:: Aim of the task ::
Beneath this task is a listing; retype all of it exactly.

:: Material ::
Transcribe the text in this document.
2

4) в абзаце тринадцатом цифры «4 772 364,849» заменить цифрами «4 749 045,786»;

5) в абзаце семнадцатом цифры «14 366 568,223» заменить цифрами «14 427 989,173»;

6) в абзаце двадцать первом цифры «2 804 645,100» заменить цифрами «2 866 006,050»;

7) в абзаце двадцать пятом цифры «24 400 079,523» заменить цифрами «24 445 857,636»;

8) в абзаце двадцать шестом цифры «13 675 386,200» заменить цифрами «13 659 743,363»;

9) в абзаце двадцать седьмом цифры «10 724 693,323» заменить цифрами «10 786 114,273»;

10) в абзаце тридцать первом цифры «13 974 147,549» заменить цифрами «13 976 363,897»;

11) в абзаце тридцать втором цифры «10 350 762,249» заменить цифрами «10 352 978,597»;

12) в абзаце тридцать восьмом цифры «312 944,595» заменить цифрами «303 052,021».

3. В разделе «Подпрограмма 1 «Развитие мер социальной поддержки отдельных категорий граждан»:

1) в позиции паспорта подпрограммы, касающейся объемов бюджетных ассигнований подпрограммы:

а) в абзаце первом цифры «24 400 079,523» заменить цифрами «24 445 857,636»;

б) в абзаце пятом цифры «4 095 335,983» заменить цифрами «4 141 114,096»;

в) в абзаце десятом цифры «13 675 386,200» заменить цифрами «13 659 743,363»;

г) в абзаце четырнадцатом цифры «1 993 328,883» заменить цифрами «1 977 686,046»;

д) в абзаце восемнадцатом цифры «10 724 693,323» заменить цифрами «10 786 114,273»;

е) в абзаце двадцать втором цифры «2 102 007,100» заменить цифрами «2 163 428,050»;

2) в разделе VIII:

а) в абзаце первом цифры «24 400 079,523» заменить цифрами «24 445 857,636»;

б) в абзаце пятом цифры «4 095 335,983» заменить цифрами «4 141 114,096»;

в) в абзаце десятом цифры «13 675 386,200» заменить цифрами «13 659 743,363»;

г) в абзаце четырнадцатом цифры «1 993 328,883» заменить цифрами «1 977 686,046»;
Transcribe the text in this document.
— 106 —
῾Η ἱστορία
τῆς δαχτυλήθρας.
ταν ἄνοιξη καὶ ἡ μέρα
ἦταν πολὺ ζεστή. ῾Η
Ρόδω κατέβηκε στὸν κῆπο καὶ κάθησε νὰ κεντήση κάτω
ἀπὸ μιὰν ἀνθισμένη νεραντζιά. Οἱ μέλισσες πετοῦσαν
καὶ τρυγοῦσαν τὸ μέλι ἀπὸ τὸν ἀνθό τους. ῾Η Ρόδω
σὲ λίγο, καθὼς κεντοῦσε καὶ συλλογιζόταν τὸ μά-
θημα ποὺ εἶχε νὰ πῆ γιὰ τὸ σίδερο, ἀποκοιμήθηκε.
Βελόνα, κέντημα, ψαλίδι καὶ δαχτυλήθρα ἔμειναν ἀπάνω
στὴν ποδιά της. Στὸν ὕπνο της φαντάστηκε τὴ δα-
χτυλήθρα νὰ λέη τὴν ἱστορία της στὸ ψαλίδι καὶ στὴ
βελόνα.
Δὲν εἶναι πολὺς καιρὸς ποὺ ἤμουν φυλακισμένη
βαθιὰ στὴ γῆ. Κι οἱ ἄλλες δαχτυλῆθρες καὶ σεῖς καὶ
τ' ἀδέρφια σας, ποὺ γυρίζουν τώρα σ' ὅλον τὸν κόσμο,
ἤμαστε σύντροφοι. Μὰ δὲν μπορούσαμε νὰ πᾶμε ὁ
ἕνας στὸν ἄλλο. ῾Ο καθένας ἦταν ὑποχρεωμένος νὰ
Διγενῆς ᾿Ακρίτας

:: Exercise output ::
Transcribe the text in this document.
2

4) в абзаце тринадцатом цифры «4 772 364,849» заменить цифрами «4 749 045,786»;

5) в абзаце семнадцатом цифры «14 366 568,223» заменить цифрами «14 427 989,173»;

6) в абзаце двадцать первом цифры «2 804 645,100» заменить цифрами «2 866 006,050»;

7) в абзаце двадцать пятом цифры «24 400 079,523» заменить цифрами «24 445 857,636»;

8) в абзаце двадцать шестом цифры «13 675 386,200» заменить цифрами «13 659 743,363»;

9) в абзаце двадцать седьмом цифры «10 724 693,323» заменить цифрами «10 786 114,273»;

10) в абзаце тридцать первом цифры «13 974 147,549» заменить цифрами «13 976 363,897»;

11) в абзаце тридцать втором цифры «10 350 762,249» заменить цифрами «10 352 978,597»;

12) в абзаце тридцать восьмом цифры «312 944,595» заменить цифрами «303 052,021».

3. В разделе «Подпрограмма 1 «Развитие мер социальной поддержки отдельных категорий граждан»:

1) в позиции паспорта подпрограммы, касающейся объемов бюджетных ассигнований подпрограммы:

а) в абзаце первом цифры «24 400 079,523» заменить цифрами «24 445 857,636»;

б) в абзаце пятом цифры «4 095 335,983» заменить цифрами «4 141 114,096»;

в) в абзаце десятом цифры «13 675 386,200» заменить цифрами «13 659 743,363»;

г) в абзаце четырнадцатом цифры «1 993 328,883» заменить цифрами «1 977 686,046»;

д) в абзаце восемнадцатом цифры «10 724 693,323» заменить цифрами «10 786 114,273»;

е) в абзаце двадцать втором цифры «2 102 007,100» заменить цифрами «2 163 428,050»;

2) в разделе VIII:

а) в абзаце первом цифры «24 400 079,523» заменить цифрами «24 445 857,636»;

б) в абзаце пятом цифры «4 095 335,983» заменить цифрами «4 141 114,096»;

в) в абзаце десятом цифры «13 675 386,200» заменить цифрами «13 659 743,363»;

г) в абзаце четырнадцатом цифры «1 993 328,883» заменить цифрами «1 977 686,046»;
Transcribe the text in this document.
— 106 —
῾Η ἱστορία
τῆς δαχτυλήθρας.
ταν ἄνοιξη καὶ ἡ μέρα
ἦταν πολὺ ζεστή. ῾Η
Ρόδω κατέβηκε στὸν κῆπο καὶ κάθησε νὰ κεντήση κάτω
ἀπὸ μιὰν ἀνθισμένη νεραντζιά. Οἱ μέλισσες πετοῦσαν
καὶ τρυγοῦσαν τὸ μέλι ἀπὸ τὸν ἀνθό τους. ῾Η Ρόδω
σὲ λίγο, καθὼς κεντοῦσε καὶ συλλογιζόταν τὸ μά-
θημα ποὺ εἶχε νὰ πῆ γιὰ τὸ σίδερο, ἀποκοιμήθηκε.
Βελόνα, κέντημα, ψαλίδι καὶ δαχτυλήθρα ἔμειναν ἀπάνω
στὴν ποδιά της. Στὸν ὕπνο της φαντάστηκε τὴ δα-
χτυλήθρα νὰ λέη τὴν ἱστορία της στὸ ψαλίδι καὶ στὴ
βελόνα.
Δὲν εἶναι πολὺς καιρὸς ποὺ ἤμουν φυλακισμένη
βαθιὰ στὴ γῆ. Κι οἱ ἄλλες δαχτυλῆθρες καὶ σεῖς καὶ
τ' ἀδέρφια σας, ποὺ γυρίζουν τώρα σ' ὅλον τὸν κόσμο,
ἤμαστε σύντροφοι. Μὰ δὲν μπορούσαμε νὰ πᾶμε ὁ
ἕνας στὸν ἄλλο. ῾Ο καθένας ἦταν ὑποχρεωμένος νὰ
Διγενῆς ᾿Ακρίτας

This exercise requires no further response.